▶ _O que fazer_
- 1) No trecho fornecido sobre a política cabo-verdiana, quem é citado como uma das vítimas da profanação de S. Domingos?
- 2) Disponha todas as linhas das entradas como uma lista JSON de strings, com uma string por linha e sem as linhas em branco. As imagens devem ficar de fora da resposta.

▶ _Trecho fornecido_
Há pouca diferença entre o regime ditatorial português e a democracia cabo-verdiana
Colunista

Há pouca diferença entre o regime ditatorial português e a democracia cabo-verdiana

O caso do momento, se é que podemos considerá-lo caso, que envolve o Presidente José Maria Neves expõe a forma como se faz política em Cabo Verde, isto é, é para deixar de cócoras, arrasar, sugar todo o sangue, matar. Não tenhamos dúvidas; o MpD, desde a sua criação, sempre viveu de casos, não se importando com a veracidade dos mesmos desde que sirvam para animar a campanha e manchar o nome das pessoas. Este, também não lhe escapará, foi assim com a lei do aborto, da Reforma Agrária e dos acontecimentos de 31 de agosto, em Santo Antão, e da profanação das igrejas, que atribuiu ao PAICV, explorando-os até que deixaram de render votos. Uma das vítimas da profanação de S. Domingos, o engenheiro José Filomeno Rodrigues, deixou o mundo dos vivos sem que a justiça tenha sido feita.

▶ _Material extraído_
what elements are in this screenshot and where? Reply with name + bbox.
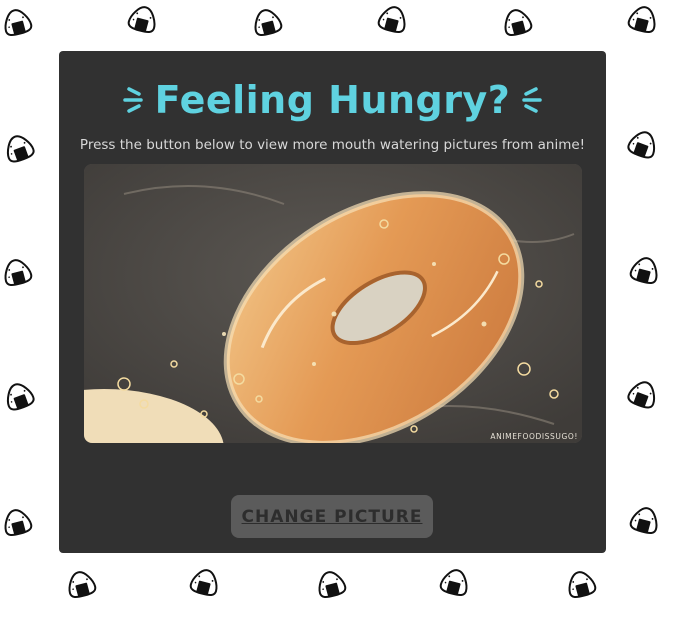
onigiri-icon xyxy=(627,503,663,538)
onigiri-icon xyxy=(625,2,661,37)
onigiri-icon xyxy=(313,567,349,602)
food-picture: ANIMEFOODISSUGO! xyxy=(84,164,582,443)
onigiri-icon xyxy=(624,376,662,413)
onigiri-icon xyxy=(627,253,663,288)
onigiri-icon xyxy=(125,2,161,37)
onigiri-icon xyxy=(0,505,35,540)
onigiri-icon xyxy=(437,565,473,600)
page-title: Feeling Hungry? xyxy=(154,78,511,122)
onigiri-icon xyxy=(499,5,535,40)
onigiri-icon xyxy=(63,567,99,602)
onigiri-icon xyxy=(375,2,411,37)
change-picture-button[interactable]: CHANGE PICTURE xyxy=(231,495,433,538)
onigiri-icon xyxy=(0,255,35,290)
sparkle-icon xyxy=(522,87,543,113)
intro-text: Press the button below to view more mout… xyxy=(79,137,586,153)
onigiri-icon xyxy=(0,130,38,167)
onigiri-icon xyxy=(0,378,38,415)
sparkle-icon xyxy=(122,87,143,113)
image-watermark: ANIMEFOODISSUGO! xyxy=(490,432,578,441)
onigiri-icon xyxy=(249,5,285,40)
onigiri-icon xyxy=(187,565,223,600)
header: Feeling Hungry? xyxy=(59,71,606,129)
main-card: Feeling Hungry? Press the button below t… xyxy=(59,51,606,553)
onigiri-icon xyxy=(563,567,599,602)
onigiri-icon xyxy=(0,5,35,40)
onigiri-icon xyxy=(624,126,662,163)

▶ _Conjunto de respostas_
- 1) O engenheiro José Filomeno Rodrigues.

- 2)
[
  "what elements are in this screenshot and where? Reply with name + bbox.",
  "onigiri-icon xyxy=(627,503,663,538)",
  "onigiri-icon xyxy=(625,2,661,37)",
  "onigiri-icon xyxy=(313,567,349,602)",
  "food-picture: ANIMEFOODISSUGO! xyxy=(84,164,582,443)",
  "onigiri-icon xyxy=(624,376,662,413)",
  "onigiri-icon xyxy=(627,253,663,288)",
  "onigiri-icon xyxy=(125,2,161,37)",
  "onigiri-icon xyxy=(0,505,35,540)",
  "onigiri-icon xyxy=(437,565,473,600)",
  "page-title: Feeling Hungry? xyxy=(154,78,511,122)",
  "onigiri-icon xyxy=(499,5,535,40)",
  "onigiri-icon xyxy=(63,567,99,602)",
  "onigiri-icon xyxy=(375,2,411,37)",
  "change-picture-button[interactable]: CHANGE PICTURE xyxy=(231,495,433,538)",
  "onigiri-icon xyxy=(0,255,35,290)",
  "sparkle-icon xyxy=(522,87,543,113)",
  "intro-text: Press the button below to view more mout… xyxy=(79,137,586,153)",
  "onigiri-icon xyxy=(0,130,38,167)",
  "onigiri-icon xyxy=(0,378,38,415)",
  "sparkle-icon xyxy=(122,87,143,113)",
  "image-watermark: ANIMEFOODISSUGO! xyxy=(490,432,578,441)",
  "onigiri-icon xyxy=(249,5,285,40)",
  "onigiri-icon xyxy=(187,565,223,600)",
  "header: Feeling Hungry? xyxy=(59,71,606,129)",
  "main-card: Feeling Hungry? Press the button below t… xyxy=(59,51,606,553)",
  "onigiri-icon xyxy=(563,567,599,602)",
  "onigiri-icon xyxy=(0,5,35,40)",
  "onigiri-icon xyxy=(624,126,662,163)"
]